▶ Written request: Please transcribe the records precisely; pictures stay out of your copy.

▶ Supplied data:
--- Begin ---

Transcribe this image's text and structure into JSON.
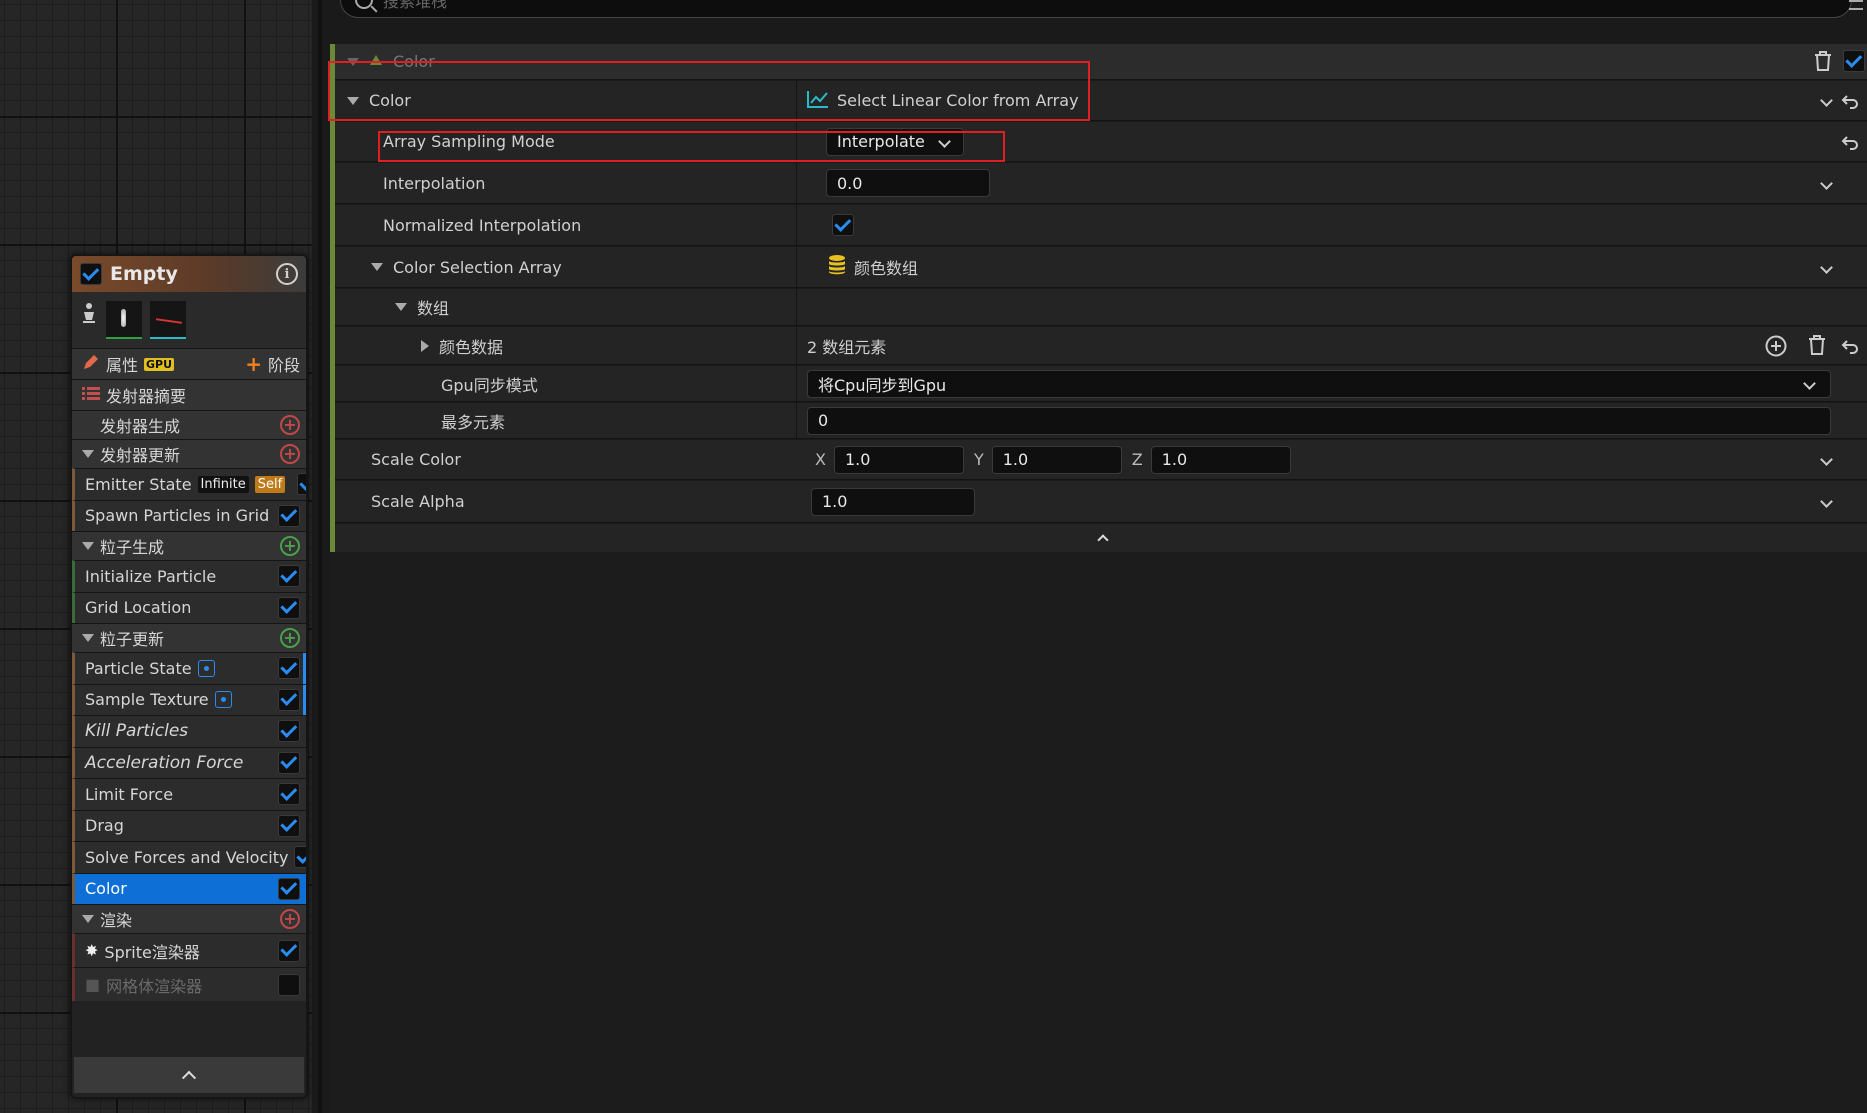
{
  "search": {
    "placeholder": "搜索堆栈"
  },
  "node": {
    "title": "Empty",
    "stack_header": {
      "properties_label": "属性",
      "gpu_badge": "GPU",
      "stage_label": "阶段"
    },
    "summary_label": "发射器摘要",
    "rows": [
      {
        "label": "发射器生成",
        "kind": "section-noarrow",
        "add": "red"
      },
      {
        "label": "发射器更新",
        "kind": "section",
        "add": "red"
      },
      {
        "label": "Emitter State",
        "kind": "item",
        "badges": [
          "Self",
          "Infinite"
        ],
        "checked": true
      },
      {
        "label": "Spawn Particles in Grid",
        "kind": "item",
        "checked": true
      },
      {
        "label": "粒子生成",
        "kind": "section",
        "add": "green"
      },
      {
        "label": "Initialize Particle",
        "kind": "item",
        "checked": true
      },
      {
        "label": "Grid Location",
        "kind": "item",
        "checked": true
      },
      {
        "label": "粒子更新",
        "kind": "section",
        "add": "green"
      },
      {
        "label": "Particle State",
        "kind": "item",
        "dot": true,
        "checked": true
      },
      {
        "label": "Sample Texture",
        "kind": "item",
        "dot": true,
        "checked": true
      },
      {
        "label": "Kill Particles",
        "kind": "item",
        "italic": true,
        "checked": true
      },
      {
        "label": "Acceleration Force",
        "kind": "item",
        "italic": true,
        "checked": true
      },
      {
        "label": "Limit Force",
        "kind": "item",
        "checked": true
      },
      {
        "label": "Drag",
        "kind": "item",
        "checked": true
      },
      {
        "label": "Solve Forces and Velocity",
        "kind": "item",
        "checked": true
      },
      {
        "label": "Color",
        "kind": "item",
        "selected": true,
        "checked": true
      },
      {
        "label": "渲染",
        "kind": "section",
        "add": "red"
      },
      {
        "label": "Sprite渲染器",
        "kind": "render",
        "checked": true
      },
      {
        "label": "网格体渲染器",
        "kind": "render-dim",
        "checked": false
      }
    ]
  },
  "details": {
    "module_title": "Color",
    "color_label": "Color",
    "color_value": "Select Linear Color from Array",
    "array_sampling_mode_label": "Array Sampling Mode",
    "array_sampling_mode_value": "Interpolate",
    "interpolation_label": "Interpolation",
    "interpolation_value": "0.0",
    "normalized_interpolation_label": "Normalized Interpolation",
    "color_selection_array_label": "Color Selection Array",
    "color_selection_array_value": "颜色数组",
    "array_group_label": "数组",
    "color_data_label": "颜色数据",
    "color_data_value": "2 数组元素",
    "gpu_sync_label": "Gpu同步模式",
    "gpu_sync_value": "将Cpu同步到Gpu",
    "max_elements_label": "最多元素",
    "max_elements_value": "0",
    "scale_color_label": "Scale Color",
    "scale_color": {
      "x_label": "X",
      "x": "1.0",
      "y_label": "Y",
      "y": "1.0",
      "z_label": "Z",
      "z": "1.0"
    },
    "scale_alpha_label": "Scale Alpha",
    "scale_alpha_value": "1.0"
  }
}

--- End ---

▶ Response to this task:
Transcribe this image's text and structure into JSON.
{
  "search": {
    "placeholder": "搜索堆栈"
  },
  "node": {
    "title": "Empty",
    "stack_header": {
      "properties_label": "属性",
      "gpu_badge": "GPU",
      "stage_label": "阶段"
    },
    "summary_label": "发射器摘要",
    "rows": [
      {
        "label": "发射器生成",
        "kind": "section-noarrow",
        "add": "red"
      },
      {
        "label": "发射器更新",
        "kind": "section",
        "add": "red"
      },
      {
        "label": "Emitter State",
        "kind": "item",
        "badges": [
          "Self",
          "Infinite"
        ],
        "checked": true
      },
      {
        "label": "Spawn Particles in Grid",
        "kind": "item",
        "checked": true
      },
      {
        "label": "粒子生成",
        "kind": "section",
        "add": "green"
      },
      {
        "label": "Initialize Particle",
        "kind": "item",
        "checked": true
      },
      {
        "label": "Grid Location",
        "kind": "item",
        "checked": true
      },
      {
        "label": "粒子更新",
        "kind": "section",
        "add": "green"
      },
      {
        "label": "Particle State",
        "kind": "item",
        "dot": true,
        "checked": true
      },
      {
        "label": "Sample Texture",
        "kind": "item",
        "dot": true,
        "checked": true
      },
      {
        "label": "Kill Particles",
        "kind": "item",
        "italic": true,
        "checked": true
      },
      {
        "label": "Acceleration Force",
        "kind": "item",
        "italic": true,
        "checked": true
      },
      {
        "label": "Limit Force",
        "kind": "item",
        "checked": true
      },
      {
        "label": "Drag",
        "kind": "item",
        "checked": true
      },
      {
        "label": "Solve Forces and Velocity",
        "kind": "item",
        "checked": true
      },
      {
        "label": "Color",
        "kind": "item",
        "selected": true,
        "checked": true
      },
      {
        "label": "渲染",
        "kind": "section",
        "add": "red"
      },
      {
        "label": "Sprite渲染器",
        "kind": "render",
        "checked": true
      },
      {
        "label": "网格体渲染器",
        "kind": "render-dim",
        "checked": false
      }
    ]
  },
  "details": {
    "module_title": "Color",
    "color_label": "Color",
    "color_value": "Select Linear Color from Array",
    "array_sampling_mode_label": "Array Sampling Mode",
    "array_sampling_mode_value": "Interpolate",
    "interpolation_label": "Interpolation",
    "interpolation_value": "0.0",
    "normalized_interpolation_label": "Normalized Interpolation",
    "color_selection_array_label": "Color Selection Array",
    "color_selection_array_value": "颜色数组",
    "array_group_label": "数组",
    "color_data_label": "颜色数据",
    "color_data_value": "2 数组元素",
    "gpu_sync_label": "Gpu同步模式",
    "gpu_sync_value": "将Cpu同步到Gpu",
    "max_elements_label": "最多元素",
    "max_elements_value": "0",
    "scale_color_label": "Scale Color",
    "scale_color": {
      "x_label": "X",
      "x": "1.0",
      "y_label": "Y",
      "y": "1.0",
      "z_label": "Z",
      "z": "1.0"
    },
    "scale_alpha_label": "Scale Alpha",
    "scale_alpha_value": "1.0"
  }
}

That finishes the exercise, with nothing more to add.